Work through the records below and tally every line containing "this". Reply with the total alone.

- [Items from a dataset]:
---

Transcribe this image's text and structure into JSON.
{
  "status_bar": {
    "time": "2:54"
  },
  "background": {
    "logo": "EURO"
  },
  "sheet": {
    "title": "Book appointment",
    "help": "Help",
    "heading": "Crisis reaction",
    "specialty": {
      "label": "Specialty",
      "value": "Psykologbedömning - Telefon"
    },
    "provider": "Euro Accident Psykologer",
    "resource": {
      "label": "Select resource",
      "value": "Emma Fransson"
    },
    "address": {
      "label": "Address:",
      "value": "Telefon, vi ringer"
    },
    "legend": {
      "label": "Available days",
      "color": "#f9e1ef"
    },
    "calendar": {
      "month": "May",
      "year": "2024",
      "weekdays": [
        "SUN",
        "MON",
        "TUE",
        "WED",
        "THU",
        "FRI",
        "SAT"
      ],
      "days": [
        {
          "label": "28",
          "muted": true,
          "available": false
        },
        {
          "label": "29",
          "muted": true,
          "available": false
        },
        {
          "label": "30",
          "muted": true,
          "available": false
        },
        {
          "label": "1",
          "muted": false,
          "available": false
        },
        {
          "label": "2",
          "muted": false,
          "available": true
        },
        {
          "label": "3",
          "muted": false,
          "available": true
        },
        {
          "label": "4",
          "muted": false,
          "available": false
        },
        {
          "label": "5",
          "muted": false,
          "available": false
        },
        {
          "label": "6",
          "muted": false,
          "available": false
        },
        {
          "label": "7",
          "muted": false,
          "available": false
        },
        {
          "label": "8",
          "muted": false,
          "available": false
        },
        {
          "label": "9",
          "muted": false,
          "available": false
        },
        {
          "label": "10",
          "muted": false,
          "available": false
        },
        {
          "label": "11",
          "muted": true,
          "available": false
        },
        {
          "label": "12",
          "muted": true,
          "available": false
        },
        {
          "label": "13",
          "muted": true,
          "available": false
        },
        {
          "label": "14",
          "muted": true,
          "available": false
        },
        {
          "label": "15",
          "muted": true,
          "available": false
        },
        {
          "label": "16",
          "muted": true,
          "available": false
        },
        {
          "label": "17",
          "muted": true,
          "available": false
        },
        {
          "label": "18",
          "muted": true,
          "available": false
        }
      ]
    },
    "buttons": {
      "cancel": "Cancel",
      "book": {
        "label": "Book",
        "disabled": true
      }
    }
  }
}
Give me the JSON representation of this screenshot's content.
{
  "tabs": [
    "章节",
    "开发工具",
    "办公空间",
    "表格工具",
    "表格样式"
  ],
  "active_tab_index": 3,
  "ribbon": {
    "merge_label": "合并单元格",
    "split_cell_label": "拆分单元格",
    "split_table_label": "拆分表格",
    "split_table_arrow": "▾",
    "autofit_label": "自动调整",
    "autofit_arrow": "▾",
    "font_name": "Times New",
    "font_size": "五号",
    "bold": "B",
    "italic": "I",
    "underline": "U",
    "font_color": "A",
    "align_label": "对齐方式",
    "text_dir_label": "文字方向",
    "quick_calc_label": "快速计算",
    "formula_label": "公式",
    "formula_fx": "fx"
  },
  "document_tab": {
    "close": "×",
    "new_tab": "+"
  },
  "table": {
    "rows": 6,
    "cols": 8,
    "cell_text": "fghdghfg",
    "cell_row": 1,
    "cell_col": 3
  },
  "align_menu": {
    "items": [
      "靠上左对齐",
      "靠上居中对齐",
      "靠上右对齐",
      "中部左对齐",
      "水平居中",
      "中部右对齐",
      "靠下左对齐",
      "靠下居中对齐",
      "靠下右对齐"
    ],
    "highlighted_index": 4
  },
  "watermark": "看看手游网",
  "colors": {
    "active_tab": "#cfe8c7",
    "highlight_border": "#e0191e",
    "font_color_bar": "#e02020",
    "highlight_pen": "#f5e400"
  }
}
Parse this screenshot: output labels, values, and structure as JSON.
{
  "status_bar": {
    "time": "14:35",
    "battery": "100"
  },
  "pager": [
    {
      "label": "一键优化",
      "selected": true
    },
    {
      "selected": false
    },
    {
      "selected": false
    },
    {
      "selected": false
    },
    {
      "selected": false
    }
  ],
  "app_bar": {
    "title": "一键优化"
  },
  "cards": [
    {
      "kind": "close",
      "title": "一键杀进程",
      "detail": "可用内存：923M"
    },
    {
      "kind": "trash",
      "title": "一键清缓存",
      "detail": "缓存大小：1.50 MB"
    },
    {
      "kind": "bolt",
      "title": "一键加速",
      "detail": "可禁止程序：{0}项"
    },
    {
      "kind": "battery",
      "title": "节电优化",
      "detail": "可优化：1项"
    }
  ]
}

---

- [EXERCISE RESPONSE]:
3